>>>

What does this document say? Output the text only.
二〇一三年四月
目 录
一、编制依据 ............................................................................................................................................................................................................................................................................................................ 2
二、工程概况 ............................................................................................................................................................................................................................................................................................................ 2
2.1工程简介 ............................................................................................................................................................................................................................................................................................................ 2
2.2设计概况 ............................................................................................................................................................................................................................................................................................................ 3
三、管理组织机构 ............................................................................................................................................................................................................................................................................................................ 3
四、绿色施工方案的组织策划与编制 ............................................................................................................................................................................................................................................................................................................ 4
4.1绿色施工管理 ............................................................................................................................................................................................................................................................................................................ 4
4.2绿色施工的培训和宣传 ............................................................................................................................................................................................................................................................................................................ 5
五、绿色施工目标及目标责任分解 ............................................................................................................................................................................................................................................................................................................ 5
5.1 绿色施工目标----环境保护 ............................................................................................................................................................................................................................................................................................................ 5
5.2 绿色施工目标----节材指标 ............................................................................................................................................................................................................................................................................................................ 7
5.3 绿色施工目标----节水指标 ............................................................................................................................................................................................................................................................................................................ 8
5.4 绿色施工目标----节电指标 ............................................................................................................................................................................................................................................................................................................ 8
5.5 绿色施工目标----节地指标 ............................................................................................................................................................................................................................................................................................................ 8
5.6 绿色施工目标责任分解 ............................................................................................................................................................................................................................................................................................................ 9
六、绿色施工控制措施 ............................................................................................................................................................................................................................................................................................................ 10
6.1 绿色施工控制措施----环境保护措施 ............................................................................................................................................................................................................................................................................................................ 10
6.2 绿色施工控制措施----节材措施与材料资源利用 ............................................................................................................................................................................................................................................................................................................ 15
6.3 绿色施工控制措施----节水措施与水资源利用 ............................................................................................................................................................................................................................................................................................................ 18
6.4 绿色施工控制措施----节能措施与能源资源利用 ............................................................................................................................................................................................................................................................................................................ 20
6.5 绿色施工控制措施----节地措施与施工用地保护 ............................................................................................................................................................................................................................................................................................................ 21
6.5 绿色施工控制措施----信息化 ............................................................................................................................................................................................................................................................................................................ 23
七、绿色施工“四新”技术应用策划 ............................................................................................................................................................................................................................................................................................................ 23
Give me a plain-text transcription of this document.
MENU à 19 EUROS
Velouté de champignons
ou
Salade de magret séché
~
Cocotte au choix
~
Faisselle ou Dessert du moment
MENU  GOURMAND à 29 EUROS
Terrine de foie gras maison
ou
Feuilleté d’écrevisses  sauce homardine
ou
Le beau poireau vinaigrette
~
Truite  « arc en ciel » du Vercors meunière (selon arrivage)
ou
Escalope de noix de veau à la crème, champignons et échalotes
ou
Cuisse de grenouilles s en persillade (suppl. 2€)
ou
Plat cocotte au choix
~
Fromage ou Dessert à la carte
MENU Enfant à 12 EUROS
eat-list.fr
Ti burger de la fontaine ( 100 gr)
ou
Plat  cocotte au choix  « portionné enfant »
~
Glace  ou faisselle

<<<

Locate each line with the word "choix" and copy it.

Cocotte au choix
Plat cocotte au choix
Plat  cocotte au choix  « portionné enfant »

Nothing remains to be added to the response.